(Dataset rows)

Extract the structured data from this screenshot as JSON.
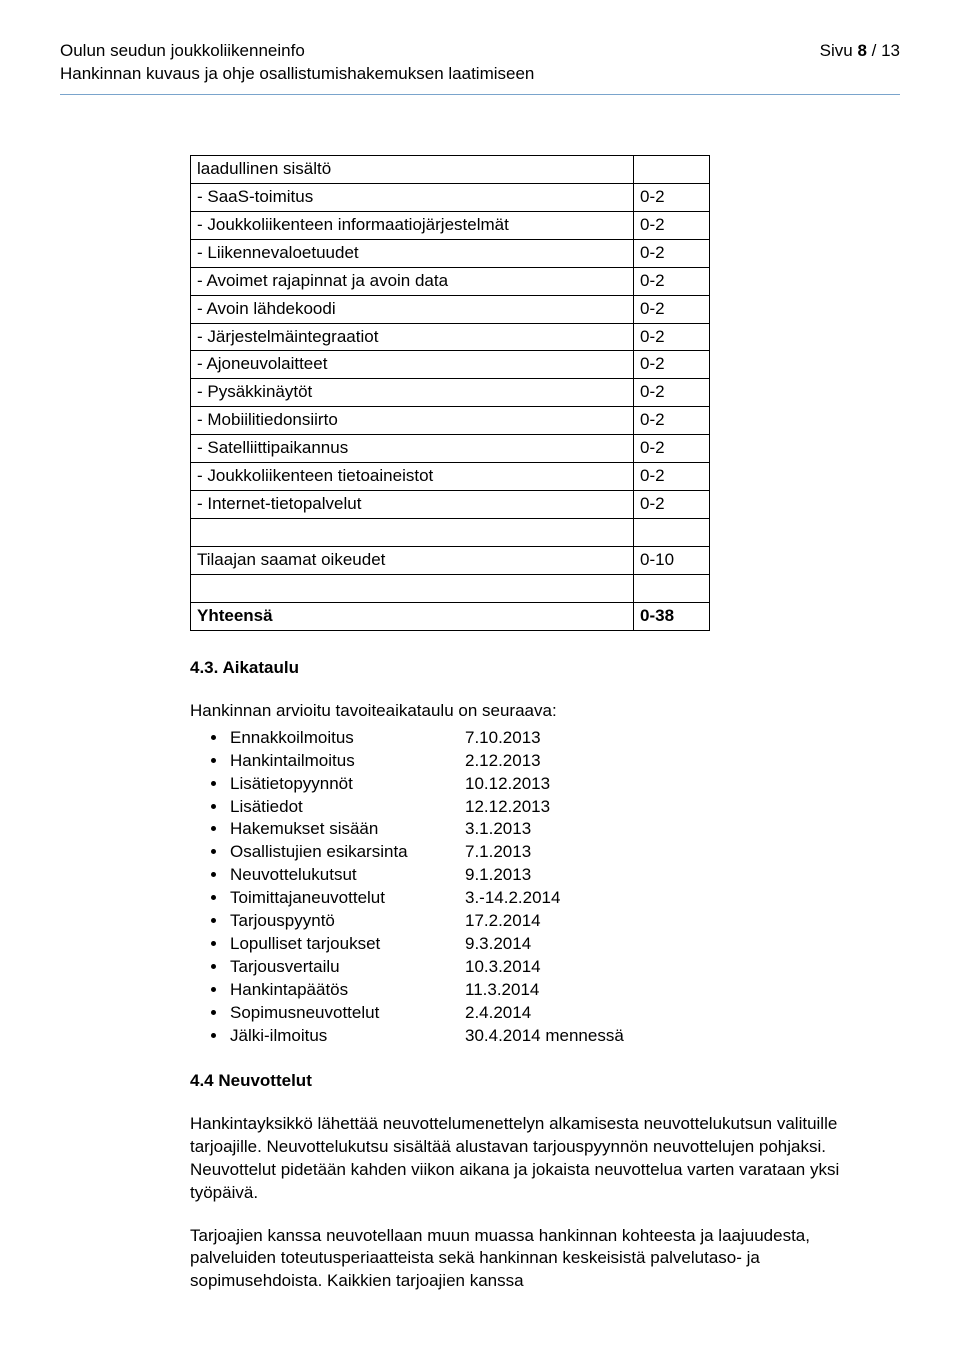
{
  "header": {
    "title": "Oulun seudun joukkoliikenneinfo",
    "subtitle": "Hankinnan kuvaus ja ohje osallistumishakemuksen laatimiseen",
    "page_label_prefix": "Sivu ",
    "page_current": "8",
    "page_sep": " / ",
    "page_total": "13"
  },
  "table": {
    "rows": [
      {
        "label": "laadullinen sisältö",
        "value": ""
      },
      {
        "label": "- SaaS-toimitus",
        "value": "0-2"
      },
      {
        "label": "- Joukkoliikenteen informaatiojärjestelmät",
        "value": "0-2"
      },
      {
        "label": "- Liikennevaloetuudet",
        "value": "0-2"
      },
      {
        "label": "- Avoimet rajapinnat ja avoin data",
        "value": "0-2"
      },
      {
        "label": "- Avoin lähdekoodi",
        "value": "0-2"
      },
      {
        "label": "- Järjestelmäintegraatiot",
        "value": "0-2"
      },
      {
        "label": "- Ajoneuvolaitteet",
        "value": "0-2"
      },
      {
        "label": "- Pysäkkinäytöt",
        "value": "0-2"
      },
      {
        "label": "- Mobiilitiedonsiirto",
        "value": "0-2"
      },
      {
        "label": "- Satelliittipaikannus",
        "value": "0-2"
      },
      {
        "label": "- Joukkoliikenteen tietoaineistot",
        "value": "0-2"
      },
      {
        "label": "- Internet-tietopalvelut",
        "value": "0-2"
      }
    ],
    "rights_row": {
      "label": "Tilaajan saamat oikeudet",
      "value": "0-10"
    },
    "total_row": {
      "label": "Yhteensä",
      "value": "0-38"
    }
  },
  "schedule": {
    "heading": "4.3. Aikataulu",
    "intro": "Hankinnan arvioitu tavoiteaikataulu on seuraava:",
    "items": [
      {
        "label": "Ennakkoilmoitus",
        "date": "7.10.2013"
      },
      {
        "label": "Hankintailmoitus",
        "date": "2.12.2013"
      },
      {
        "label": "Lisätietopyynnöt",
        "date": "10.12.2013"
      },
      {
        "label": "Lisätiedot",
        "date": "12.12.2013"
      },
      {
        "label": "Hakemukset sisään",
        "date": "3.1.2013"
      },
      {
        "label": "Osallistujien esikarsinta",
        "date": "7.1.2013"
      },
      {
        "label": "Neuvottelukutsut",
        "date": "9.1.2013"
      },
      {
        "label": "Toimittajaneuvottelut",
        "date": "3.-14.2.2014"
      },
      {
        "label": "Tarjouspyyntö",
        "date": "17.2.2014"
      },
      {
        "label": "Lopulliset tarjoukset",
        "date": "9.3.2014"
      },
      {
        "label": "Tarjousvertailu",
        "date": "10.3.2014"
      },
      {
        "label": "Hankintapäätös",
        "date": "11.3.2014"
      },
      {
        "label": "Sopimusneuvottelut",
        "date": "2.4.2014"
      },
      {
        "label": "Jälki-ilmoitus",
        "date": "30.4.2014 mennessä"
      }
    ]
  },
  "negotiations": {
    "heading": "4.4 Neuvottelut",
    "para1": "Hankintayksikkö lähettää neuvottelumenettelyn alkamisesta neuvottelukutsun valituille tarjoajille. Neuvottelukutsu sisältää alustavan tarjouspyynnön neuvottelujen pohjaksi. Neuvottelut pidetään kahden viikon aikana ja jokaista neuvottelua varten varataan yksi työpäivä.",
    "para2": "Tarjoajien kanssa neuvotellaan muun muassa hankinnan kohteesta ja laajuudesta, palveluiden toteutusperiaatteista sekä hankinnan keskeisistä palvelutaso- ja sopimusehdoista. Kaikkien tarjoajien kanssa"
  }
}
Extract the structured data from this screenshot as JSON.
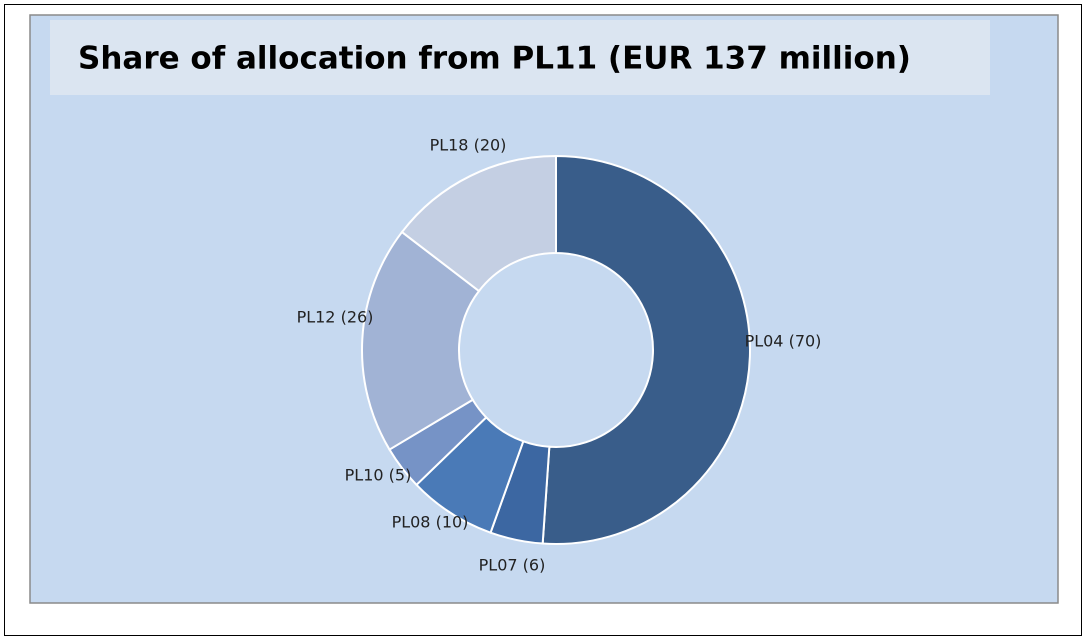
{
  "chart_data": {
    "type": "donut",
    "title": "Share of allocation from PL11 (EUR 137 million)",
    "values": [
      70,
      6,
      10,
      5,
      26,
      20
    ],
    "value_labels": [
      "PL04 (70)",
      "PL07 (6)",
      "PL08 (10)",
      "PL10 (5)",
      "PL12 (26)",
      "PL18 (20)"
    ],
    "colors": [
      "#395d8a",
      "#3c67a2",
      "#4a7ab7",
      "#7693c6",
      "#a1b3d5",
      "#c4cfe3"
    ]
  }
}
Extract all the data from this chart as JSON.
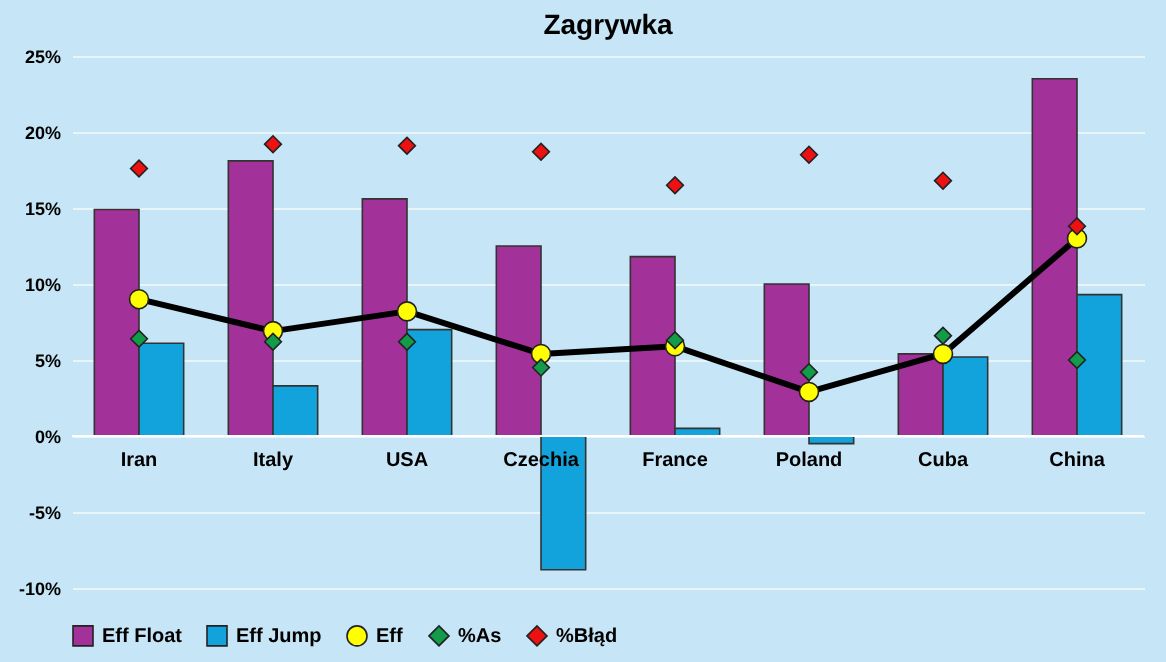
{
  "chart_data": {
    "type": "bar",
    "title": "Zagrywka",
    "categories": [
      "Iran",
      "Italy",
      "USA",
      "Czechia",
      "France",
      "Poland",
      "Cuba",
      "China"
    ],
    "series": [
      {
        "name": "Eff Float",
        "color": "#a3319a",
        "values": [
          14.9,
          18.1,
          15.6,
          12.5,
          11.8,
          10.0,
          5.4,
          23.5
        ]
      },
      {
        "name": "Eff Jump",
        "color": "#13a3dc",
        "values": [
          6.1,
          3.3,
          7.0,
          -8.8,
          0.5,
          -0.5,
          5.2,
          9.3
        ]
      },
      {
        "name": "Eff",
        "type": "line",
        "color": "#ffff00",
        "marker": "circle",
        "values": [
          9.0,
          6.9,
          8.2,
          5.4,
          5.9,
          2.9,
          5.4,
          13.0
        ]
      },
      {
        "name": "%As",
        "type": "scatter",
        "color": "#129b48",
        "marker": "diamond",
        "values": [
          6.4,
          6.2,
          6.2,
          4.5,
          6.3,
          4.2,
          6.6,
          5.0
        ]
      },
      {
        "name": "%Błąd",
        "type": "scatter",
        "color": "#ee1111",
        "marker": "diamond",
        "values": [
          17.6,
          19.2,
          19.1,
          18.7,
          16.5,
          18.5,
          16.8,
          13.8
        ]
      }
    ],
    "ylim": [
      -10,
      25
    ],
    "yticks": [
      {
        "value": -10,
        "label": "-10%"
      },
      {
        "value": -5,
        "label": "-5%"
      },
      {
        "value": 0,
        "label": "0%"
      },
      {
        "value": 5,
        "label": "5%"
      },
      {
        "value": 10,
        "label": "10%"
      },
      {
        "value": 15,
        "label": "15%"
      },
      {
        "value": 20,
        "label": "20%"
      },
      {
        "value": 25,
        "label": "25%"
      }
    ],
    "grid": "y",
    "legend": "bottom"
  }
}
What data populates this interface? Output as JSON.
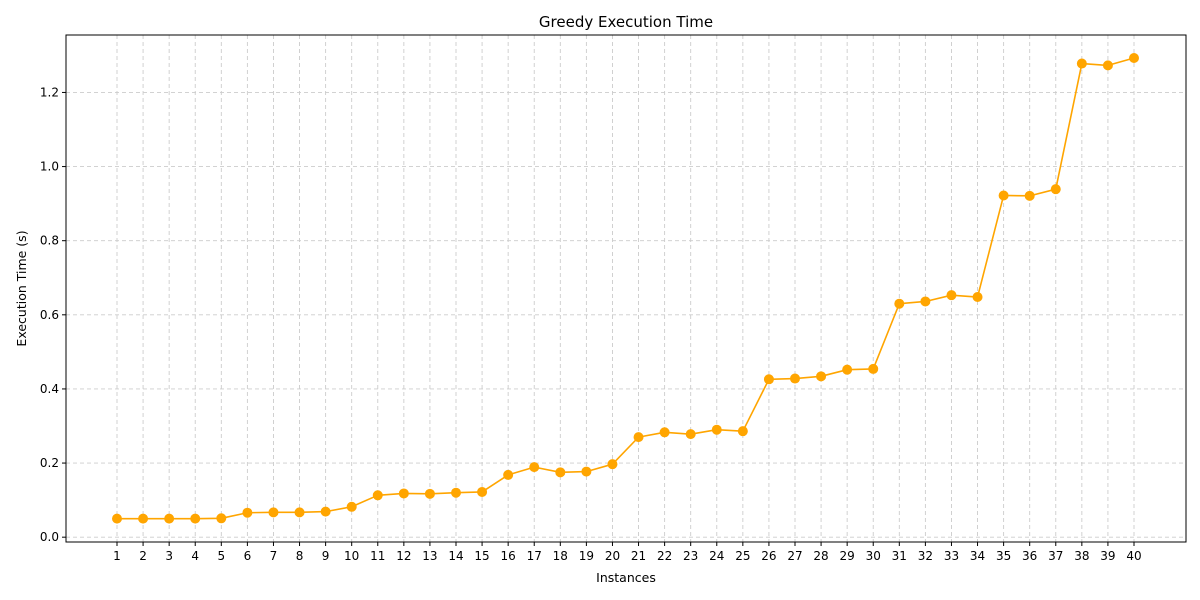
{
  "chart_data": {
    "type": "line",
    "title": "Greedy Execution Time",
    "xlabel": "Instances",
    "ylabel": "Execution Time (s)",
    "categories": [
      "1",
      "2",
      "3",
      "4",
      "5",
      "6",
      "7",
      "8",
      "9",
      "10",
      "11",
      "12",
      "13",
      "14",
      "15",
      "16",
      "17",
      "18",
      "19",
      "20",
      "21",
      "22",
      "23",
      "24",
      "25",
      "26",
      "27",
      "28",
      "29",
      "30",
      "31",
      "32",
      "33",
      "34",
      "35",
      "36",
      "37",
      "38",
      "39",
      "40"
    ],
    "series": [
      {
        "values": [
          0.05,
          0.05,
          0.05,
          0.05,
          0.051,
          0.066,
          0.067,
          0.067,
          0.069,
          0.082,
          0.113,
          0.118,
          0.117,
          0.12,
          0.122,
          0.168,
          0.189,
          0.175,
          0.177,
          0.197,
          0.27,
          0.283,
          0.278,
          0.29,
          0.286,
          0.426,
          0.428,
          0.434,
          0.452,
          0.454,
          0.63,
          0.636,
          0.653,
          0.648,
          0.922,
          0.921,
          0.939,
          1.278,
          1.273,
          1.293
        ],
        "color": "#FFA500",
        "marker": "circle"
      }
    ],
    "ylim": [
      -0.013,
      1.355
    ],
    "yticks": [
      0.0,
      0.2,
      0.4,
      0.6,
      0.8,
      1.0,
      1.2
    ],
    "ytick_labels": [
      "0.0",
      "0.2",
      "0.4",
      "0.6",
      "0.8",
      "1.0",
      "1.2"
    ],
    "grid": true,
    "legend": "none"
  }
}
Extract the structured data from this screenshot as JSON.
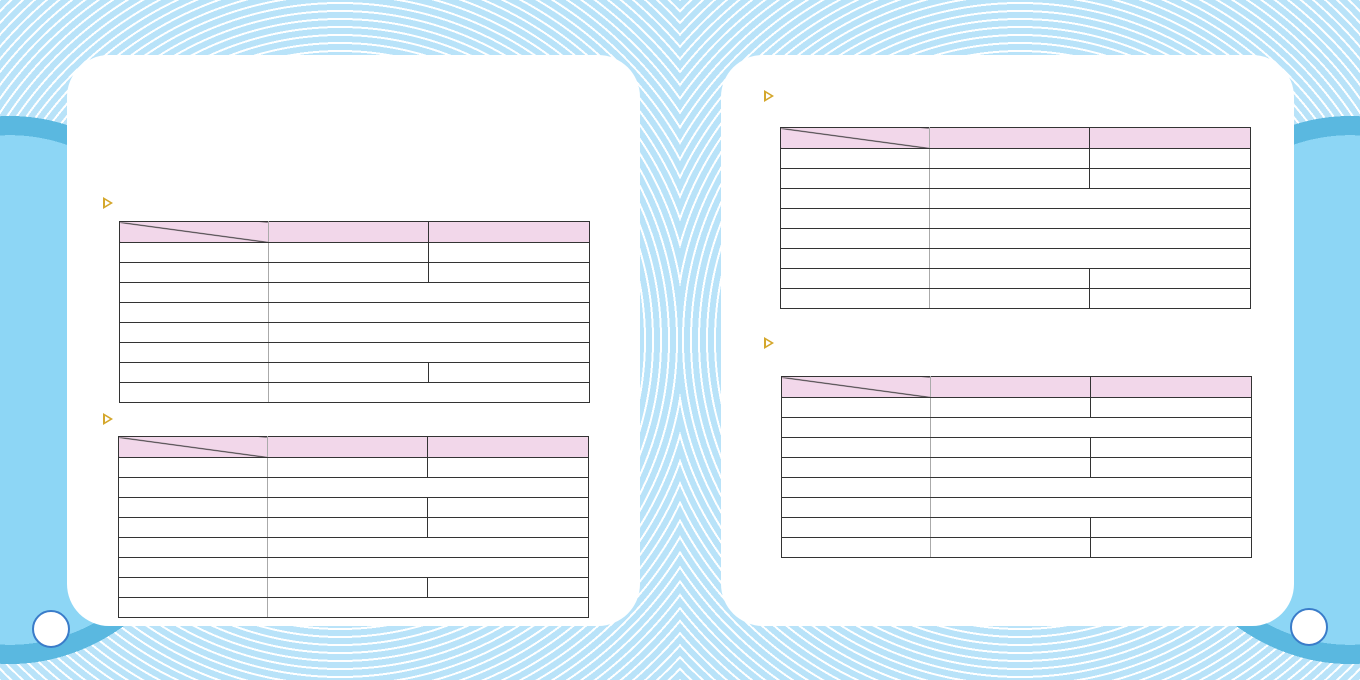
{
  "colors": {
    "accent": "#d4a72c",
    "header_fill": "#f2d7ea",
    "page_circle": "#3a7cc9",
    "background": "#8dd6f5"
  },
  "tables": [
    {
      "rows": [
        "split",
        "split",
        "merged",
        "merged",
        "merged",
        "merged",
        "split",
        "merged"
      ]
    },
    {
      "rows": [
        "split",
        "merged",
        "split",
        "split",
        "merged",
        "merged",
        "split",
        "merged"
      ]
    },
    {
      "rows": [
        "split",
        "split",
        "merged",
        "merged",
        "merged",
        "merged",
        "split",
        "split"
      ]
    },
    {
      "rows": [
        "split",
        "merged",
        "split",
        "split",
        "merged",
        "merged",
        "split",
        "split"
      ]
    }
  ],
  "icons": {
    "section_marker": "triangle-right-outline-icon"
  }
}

§ Given instruction: Note every line above where the string "Joukkoliikenteen" shows up, and copy those lines.

§ Full output:
        "label": "- Joukkoliikenteen informaatiojärjestelmät",
        "label": "- Joukkoliikenteen tietoaineistot",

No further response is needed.